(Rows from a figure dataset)
= = = =

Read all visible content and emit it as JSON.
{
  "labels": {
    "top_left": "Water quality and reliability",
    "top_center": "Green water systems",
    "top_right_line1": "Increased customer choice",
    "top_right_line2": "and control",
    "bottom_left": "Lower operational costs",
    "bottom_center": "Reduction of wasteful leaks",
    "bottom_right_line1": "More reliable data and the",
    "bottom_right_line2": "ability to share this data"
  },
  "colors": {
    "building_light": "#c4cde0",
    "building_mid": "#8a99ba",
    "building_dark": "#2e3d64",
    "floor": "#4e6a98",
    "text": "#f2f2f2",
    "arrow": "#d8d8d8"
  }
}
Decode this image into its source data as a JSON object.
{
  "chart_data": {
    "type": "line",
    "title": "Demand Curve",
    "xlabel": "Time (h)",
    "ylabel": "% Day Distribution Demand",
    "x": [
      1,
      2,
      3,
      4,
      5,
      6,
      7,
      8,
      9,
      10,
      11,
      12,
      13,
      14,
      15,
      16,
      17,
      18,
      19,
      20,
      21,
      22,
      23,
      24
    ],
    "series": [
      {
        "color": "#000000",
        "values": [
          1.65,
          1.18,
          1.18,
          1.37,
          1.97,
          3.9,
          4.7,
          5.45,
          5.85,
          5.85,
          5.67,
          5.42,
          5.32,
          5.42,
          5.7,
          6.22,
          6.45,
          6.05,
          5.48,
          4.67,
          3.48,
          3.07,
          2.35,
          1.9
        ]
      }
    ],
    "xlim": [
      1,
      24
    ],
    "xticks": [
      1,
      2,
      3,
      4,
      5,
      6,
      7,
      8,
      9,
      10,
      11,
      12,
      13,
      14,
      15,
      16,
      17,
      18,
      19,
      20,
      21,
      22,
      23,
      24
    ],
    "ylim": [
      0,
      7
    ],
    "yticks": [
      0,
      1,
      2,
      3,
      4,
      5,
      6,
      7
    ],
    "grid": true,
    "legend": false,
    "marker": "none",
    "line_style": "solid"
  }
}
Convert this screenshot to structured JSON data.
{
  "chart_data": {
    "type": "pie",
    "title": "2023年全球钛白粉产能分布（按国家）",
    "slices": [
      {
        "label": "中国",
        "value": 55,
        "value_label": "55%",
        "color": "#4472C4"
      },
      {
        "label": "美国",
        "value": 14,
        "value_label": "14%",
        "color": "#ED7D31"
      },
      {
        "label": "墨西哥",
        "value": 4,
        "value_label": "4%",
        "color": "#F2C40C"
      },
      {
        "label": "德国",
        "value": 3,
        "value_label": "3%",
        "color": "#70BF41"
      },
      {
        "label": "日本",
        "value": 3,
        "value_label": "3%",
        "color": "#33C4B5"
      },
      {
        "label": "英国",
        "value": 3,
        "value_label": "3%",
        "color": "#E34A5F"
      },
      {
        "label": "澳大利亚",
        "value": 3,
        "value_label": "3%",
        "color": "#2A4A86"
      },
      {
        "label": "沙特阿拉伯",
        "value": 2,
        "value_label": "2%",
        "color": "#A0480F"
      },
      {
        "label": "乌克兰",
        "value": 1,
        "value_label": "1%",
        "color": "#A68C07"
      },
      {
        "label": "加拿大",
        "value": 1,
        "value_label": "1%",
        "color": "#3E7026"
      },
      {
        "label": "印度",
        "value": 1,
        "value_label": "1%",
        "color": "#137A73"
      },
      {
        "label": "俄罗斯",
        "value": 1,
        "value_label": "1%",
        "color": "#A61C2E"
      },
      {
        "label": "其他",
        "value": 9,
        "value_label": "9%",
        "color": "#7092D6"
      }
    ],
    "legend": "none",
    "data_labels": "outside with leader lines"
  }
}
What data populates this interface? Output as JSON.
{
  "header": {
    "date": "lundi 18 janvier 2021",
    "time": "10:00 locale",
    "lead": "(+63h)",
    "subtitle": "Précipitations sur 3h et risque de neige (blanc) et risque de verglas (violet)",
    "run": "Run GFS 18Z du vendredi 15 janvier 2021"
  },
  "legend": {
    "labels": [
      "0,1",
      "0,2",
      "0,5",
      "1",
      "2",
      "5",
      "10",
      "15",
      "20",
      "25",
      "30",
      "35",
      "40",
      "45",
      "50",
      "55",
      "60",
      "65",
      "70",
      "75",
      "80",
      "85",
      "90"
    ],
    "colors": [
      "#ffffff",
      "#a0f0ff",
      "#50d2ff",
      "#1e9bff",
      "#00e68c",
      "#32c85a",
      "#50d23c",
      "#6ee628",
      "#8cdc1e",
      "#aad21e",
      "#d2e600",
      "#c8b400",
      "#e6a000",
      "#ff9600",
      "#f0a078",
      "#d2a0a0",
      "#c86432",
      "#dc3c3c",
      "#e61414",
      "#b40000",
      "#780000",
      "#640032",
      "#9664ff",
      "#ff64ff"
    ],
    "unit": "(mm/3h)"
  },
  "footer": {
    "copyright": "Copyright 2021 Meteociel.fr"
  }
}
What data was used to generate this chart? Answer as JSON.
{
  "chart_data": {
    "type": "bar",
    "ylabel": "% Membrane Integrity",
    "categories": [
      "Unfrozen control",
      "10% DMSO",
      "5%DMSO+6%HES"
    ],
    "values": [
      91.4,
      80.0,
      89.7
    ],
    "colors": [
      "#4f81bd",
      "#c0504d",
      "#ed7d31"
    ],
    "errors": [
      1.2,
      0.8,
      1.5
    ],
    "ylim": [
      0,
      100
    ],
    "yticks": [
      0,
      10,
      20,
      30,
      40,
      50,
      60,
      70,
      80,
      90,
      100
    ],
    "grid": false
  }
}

= = = =

Required task
Pull every line containing the word "janvier" out of the entries above.

Answer to this task
    "date": "lundi 18 janvier 2021",
    "run": "Run GFS 18Z du vendredi 15 janvier 2021"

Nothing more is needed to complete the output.